▸ **EXCERPT PROVIDED**:
▼▼▼

This stinks of "feel good" legislation, and I can not f'ng stand that crap. Not to mention, what are the chances the limit gets raised ever again?


----------



## 40inchreds (Jan 13, 2018)

I imagine the big blues stay in the menhadden schools and likely get netted too.


----------



## Eltonjohn (Aug 1, 2018)

Menhaden fishery needs to be the focus of regulations. Without a healthy menhaden population all of the predatory species are going to naturally decline.


----------



## Benji (Nov 19, 2014)

Eltonjohn said:


> Menhaden fishery needs to be the focus of regulations. Without a healthy menhaden population all of the predatory species are going to naturally decline.


Rumors are a moratorium goes in effect June 2020.


----------



## ASK4Fish (May 4, 2005)

Dr. Bubba said:


> We haven't stopped...just been a little curtailed for a couple years. The heat seems to be waning
> You should join us! Will you donate your 3 fish to me?


Definitely donate to the pate.  Glad to hear the heats dying down. Damn shame I've been kept from my early spring specks this long...


----------



## jay b (Dec 1, 2002)

The Blue blitzes back in the 70's and 80's are some of my most favorite beach/surf fishing memories. Start out on the beach road by the Black Pelican and hit every other walk over until you found the diving gulls close enough to the beach to reach them with a Hopkins or Gator spoon with a wire leader on a 8 - 9' Surf Rod combo.

Catching 3 foot long, 15 - 20 lbs. Blues as fast as you could and as long as you wanted never failed to put a smile on your face and usually an ache in your shoulders.

My group would usually head out right after work on Friday, load the cooler, Coleman stove, cooking gear, rods and tackle then head south. 

We would always keep one 15 - 20 lb. fish that was filleted, skinned, had the blood line removed on the skin side then put on ice in a zip lock to be fried up with House Autry and eaten later while we Drum fished on the Northern Hatteras beaches that night.

One of the best parts was all the free bait and food fish that would beach themselves trying to escape the big Choppers. I can't remember all of the times we filled 5 gallon buckets with Spot, Trout, Croaker and Menhaden.

Good Times !!


----------



## Joe H (Sep 9, 2015)

jay b said:


> The Blue blitzes back in the 70's and 80's are some of my most favorite beach/surf fishing memories. Start out on the beach road by the Black Pelican and hit every other walk over until you found the diving gulls close enough to the beach to reach them with a Hopkins or Gator spoon with a wire leader on a 8 - 9' Surf Rod combo.
> 
> Catching 3 foot long, 15 - 20 lbs. Blues as fast as you could and as long as you wanted never failed to put a smile on your face and usually an ache in your shoulders.
> 
> ...


Absolutely. Haven't had to use 80# Steelon leaders for decades.


----------



## Drumdum (Jan 6, 2003)

▲▲▲

▸ **GIVEN DATA**:

▼▼▼

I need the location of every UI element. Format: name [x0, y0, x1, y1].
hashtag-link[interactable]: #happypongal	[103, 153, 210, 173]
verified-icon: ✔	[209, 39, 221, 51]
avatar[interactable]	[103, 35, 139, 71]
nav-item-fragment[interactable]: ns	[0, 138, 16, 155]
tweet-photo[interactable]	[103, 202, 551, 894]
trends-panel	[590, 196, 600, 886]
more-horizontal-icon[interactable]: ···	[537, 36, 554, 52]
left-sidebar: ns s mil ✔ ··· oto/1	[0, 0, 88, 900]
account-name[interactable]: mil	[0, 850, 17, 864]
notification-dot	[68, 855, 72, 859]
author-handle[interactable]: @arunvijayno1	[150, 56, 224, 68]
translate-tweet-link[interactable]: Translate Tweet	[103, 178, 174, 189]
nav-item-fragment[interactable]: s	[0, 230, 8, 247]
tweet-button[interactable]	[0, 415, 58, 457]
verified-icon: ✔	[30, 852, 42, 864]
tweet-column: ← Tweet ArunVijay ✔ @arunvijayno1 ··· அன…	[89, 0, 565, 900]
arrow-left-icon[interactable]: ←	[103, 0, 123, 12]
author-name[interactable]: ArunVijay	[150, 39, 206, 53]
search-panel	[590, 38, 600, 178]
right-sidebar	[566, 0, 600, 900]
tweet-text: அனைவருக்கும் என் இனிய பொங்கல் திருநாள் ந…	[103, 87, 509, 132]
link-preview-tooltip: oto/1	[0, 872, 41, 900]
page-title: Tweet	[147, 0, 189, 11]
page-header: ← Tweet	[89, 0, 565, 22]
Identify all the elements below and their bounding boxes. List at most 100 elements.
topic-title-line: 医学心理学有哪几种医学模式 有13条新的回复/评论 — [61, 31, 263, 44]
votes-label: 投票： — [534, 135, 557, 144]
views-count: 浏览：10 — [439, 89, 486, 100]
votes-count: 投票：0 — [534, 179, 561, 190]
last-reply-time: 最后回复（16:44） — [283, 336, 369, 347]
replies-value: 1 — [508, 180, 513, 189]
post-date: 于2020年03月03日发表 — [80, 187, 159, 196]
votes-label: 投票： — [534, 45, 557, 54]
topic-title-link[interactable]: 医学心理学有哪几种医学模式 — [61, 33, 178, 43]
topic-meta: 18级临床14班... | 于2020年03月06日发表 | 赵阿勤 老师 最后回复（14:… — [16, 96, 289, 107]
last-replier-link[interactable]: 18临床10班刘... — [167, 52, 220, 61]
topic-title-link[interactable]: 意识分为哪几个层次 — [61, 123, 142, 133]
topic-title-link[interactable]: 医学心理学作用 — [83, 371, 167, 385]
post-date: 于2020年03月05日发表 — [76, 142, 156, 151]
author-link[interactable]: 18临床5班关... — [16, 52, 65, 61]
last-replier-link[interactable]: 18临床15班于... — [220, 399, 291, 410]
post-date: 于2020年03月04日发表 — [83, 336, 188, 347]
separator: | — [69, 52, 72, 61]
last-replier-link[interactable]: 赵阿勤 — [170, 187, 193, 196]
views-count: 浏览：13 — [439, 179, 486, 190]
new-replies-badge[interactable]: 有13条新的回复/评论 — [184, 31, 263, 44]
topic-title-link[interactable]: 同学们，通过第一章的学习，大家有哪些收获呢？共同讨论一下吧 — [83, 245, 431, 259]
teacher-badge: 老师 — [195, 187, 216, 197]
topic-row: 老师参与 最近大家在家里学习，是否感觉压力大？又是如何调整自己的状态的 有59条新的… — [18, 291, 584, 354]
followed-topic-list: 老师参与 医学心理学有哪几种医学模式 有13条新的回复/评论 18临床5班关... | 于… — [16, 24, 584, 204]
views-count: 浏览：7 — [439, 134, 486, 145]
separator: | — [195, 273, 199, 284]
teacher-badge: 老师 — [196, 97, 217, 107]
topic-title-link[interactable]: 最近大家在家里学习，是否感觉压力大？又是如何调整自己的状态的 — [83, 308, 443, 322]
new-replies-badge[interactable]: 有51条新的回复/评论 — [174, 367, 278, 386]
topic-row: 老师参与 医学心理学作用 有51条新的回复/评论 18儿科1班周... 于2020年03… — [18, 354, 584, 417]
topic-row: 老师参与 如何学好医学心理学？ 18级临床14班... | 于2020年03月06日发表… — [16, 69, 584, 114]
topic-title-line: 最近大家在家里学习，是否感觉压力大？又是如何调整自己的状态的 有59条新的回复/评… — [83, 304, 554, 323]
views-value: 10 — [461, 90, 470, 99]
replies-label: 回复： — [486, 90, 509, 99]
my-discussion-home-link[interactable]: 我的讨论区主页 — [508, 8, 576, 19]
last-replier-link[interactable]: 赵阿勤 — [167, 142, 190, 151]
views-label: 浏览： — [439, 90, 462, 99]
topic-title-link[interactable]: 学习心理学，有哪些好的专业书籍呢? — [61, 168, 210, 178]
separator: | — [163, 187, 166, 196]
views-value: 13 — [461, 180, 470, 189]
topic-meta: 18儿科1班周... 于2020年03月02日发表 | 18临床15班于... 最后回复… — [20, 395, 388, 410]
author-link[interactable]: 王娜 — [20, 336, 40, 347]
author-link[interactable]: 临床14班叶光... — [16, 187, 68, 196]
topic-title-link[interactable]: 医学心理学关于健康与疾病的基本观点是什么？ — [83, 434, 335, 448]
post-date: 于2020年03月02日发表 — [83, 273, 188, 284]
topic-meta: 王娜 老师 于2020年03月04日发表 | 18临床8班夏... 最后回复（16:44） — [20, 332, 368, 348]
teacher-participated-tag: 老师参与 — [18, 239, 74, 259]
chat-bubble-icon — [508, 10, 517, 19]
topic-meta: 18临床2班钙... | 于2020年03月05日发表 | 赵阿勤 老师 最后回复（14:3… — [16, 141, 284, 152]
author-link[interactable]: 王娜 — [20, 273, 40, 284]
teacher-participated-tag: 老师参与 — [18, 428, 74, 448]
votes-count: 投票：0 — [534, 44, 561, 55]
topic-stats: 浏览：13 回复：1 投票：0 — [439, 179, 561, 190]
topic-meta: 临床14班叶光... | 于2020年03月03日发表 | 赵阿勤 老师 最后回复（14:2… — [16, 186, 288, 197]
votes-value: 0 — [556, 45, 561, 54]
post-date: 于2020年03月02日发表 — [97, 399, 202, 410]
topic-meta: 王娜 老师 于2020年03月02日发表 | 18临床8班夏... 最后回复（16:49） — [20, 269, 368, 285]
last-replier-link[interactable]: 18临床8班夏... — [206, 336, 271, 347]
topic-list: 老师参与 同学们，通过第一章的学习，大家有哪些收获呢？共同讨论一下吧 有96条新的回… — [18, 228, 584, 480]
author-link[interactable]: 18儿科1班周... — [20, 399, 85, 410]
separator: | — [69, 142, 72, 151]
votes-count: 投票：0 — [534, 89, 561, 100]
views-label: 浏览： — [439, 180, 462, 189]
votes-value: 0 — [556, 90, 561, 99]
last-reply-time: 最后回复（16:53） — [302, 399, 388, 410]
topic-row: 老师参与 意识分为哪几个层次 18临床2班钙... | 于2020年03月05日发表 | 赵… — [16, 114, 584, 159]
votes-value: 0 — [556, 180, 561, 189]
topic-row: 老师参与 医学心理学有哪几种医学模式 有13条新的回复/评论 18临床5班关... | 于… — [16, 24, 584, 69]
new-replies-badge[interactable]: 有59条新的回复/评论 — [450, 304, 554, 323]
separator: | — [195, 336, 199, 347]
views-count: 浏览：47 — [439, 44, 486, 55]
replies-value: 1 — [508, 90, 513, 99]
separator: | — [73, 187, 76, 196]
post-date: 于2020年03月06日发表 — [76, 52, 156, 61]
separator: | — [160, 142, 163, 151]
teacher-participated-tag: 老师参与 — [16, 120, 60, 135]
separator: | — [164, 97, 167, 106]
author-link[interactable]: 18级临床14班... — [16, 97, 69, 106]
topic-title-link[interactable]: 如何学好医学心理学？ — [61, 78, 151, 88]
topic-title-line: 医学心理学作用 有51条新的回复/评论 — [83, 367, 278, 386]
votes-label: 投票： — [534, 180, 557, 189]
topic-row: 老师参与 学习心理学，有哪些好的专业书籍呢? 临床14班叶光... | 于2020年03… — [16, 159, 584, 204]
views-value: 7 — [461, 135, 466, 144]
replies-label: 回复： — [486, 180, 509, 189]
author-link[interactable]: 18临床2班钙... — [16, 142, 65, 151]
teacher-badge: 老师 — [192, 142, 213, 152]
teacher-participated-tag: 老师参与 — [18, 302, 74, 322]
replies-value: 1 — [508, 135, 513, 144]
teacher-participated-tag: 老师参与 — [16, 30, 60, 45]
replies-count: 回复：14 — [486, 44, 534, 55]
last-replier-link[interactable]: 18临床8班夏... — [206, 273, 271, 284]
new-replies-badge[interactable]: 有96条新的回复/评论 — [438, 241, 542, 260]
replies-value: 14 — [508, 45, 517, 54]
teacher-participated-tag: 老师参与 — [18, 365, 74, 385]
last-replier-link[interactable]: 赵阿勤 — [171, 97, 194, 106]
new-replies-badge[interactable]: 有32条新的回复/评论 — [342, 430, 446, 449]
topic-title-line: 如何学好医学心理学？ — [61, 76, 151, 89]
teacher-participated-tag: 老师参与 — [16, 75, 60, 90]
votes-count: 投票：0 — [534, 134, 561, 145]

▲▲▲

▸ **TASK**: Transcribe the stretch of the fishing forum thread from "We would always" through "beaches that night.", preserving every word and punctuation mark.

▸ **COMPLETED TASK**:
We would always keep one 15 - 20 lb. fish that was filleted, skinned, had the blood line removed on the skin side then put on ice in a zip lock to be fried up with House Autry and eaten later while we Drum fished on the Northern Hatteras beaches that night.